— begin —

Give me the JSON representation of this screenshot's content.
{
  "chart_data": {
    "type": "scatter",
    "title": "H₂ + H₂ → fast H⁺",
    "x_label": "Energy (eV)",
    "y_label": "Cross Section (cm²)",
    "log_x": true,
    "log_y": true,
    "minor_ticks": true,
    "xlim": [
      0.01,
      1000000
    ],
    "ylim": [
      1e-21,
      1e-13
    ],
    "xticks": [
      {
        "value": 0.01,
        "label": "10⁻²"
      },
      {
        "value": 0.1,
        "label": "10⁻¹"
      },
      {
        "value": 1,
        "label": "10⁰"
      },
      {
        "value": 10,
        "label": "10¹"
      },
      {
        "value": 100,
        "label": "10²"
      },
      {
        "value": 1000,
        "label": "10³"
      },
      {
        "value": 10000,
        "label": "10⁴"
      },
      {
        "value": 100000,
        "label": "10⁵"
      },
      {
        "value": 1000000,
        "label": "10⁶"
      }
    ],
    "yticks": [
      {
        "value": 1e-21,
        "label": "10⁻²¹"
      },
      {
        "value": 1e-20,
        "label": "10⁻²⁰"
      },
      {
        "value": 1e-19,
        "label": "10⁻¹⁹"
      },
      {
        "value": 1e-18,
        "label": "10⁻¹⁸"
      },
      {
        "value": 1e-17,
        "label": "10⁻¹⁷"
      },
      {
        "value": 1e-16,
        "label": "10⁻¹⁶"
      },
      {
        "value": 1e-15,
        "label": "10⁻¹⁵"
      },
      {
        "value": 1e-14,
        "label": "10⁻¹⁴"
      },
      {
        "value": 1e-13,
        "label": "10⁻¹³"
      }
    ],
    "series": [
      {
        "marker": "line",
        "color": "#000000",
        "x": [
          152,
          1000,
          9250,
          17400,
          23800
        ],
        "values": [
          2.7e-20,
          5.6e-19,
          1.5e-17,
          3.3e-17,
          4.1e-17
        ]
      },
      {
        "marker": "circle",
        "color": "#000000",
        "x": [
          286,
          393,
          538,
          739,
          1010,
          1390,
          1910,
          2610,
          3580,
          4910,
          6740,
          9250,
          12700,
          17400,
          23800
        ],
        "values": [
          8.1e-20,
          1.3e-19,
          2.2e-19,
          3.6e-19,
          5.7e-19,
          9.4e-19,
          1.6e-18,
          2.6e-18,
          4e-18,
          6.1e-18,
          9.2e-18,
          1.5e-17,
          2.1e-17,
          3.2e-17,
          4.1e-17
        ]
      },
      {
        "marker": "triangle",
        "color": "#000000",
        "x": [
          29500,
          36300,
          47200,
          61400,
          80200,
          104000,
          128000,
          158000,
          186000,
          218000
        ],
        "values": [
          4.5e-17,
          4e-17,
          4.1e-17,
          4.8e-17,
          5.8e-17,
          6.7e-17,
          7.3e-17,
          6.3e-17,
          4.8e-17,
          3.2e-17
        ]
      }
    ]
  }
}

— end —

* [Exercise aim] Set down the entries above again, word for word.

* [Full output]
Give me the JSON representation of this screenshot's content.
{
  "chart_data": {
    "type": "scatter",
    "title": "H₂ + H₂ → fast H⁺",
    "x_label": "Energy (eV)",
    "y_label": "Cross Section (cm²)",
    "log_x": true,
    "log_y": true,
    "minor_ticks": true,
    "xlim": [
      0.01,
      1000000
    ],
    "ylim": [
      1e-21,
      1e-13
    ],
    "xticks": [
      {
        "value": 0.01,
        "label": "10⁻²"
      },
      {
        "value": 0.1,
        "label": "10⁻¹"
      },
      {
        "value": 1,
        "label": "10⁰"
      },
      {
        "value": 10,
        "label": "10¹"
      },
      {
        "value": 100,
        "label": "10²"
      },
      {
        "value": 1000,
        "label": "10³"
      },
      {
        "value": 10000,
        "label": "10⁴"
      },
      {
        "value": 100000,
        "label": "10⁵"
      },
      {
        "value": 1000000,
        "label": "10⁶"
      }
    ],
    "yticks": [
      {
        "value": 1e-21,
        "label": "10⁻²¹"
      },
      {
        "value": 1e-20,
        "label": "10⁻²⁰"
      },
      {
        "value": 1e-19,
        "label": "10⁻¹⁹"
      },
      {
        "value": 1e-18,
        "label": "10⁻¹⁸"
      },
      {
        "value": 1e-17,
        "label": "10⁻¹⁷"
      },
      {
        "value": 1e-16,
        "label": "10⁻¹⁶"
      },
      {
        "value": 1e-15,
        "label": "10⁻¹⁵"
      },
      {
        "value": 1e-14,
        "label": "10⁻¹⁴"
      },
      {
        "value": 1e-13,
        "label": "10⁻¹³"
      }
    ],
    "series": [
      {
        "marker": "line",
        "color": "#000000",
        "x": [
          152,
          1000,
          9250,
          17400,
          23800
        ],
        "values": [
          2.7e-20,
          5.6e-19,
          1.5e-17,
          3.3e-17,
          4.1e-17
        ]
      },
      {
        "marker": "circle",
        "color": "#000000",
        "x": [
          286,
          393,
          538,
          739,
          1010,
          1390,
          1910,
          2610,
          3580,
          4910,
          6740,
          9250,
          12700,
          17400,
          23800
        ],
        "values": [
          8.1e-20,
          1.3e-19,
          2.2e-19,
          3.6e-19,
          5.7e-19,
          9.4e-19,
          1.6e-18,
          2.6e-18,
          4e-18,
          6.1e-18,
          9.2e-18,
          1.5e-17,
          2.1e-17,
          3.2e-17,
          4.1e-17
        ]
      },
      {
        "marker": "triangle",
        "color": "#000000",
        "x": [
          29500,
          36300,
          47200,
          61400,
          80200,
          104000,
          128000,
          158000,
          186000,
          218000
        ],
        "values": [
          4.5e-17,
          4e-17,
          4.1e-17,
          4.8e-17,
          5.8e-17,
          6.7e-17,
          7.3e-17,
          6.3e-17,
          4.8e-17,
          3.2e-17
        ]
      }
    ]
  }
}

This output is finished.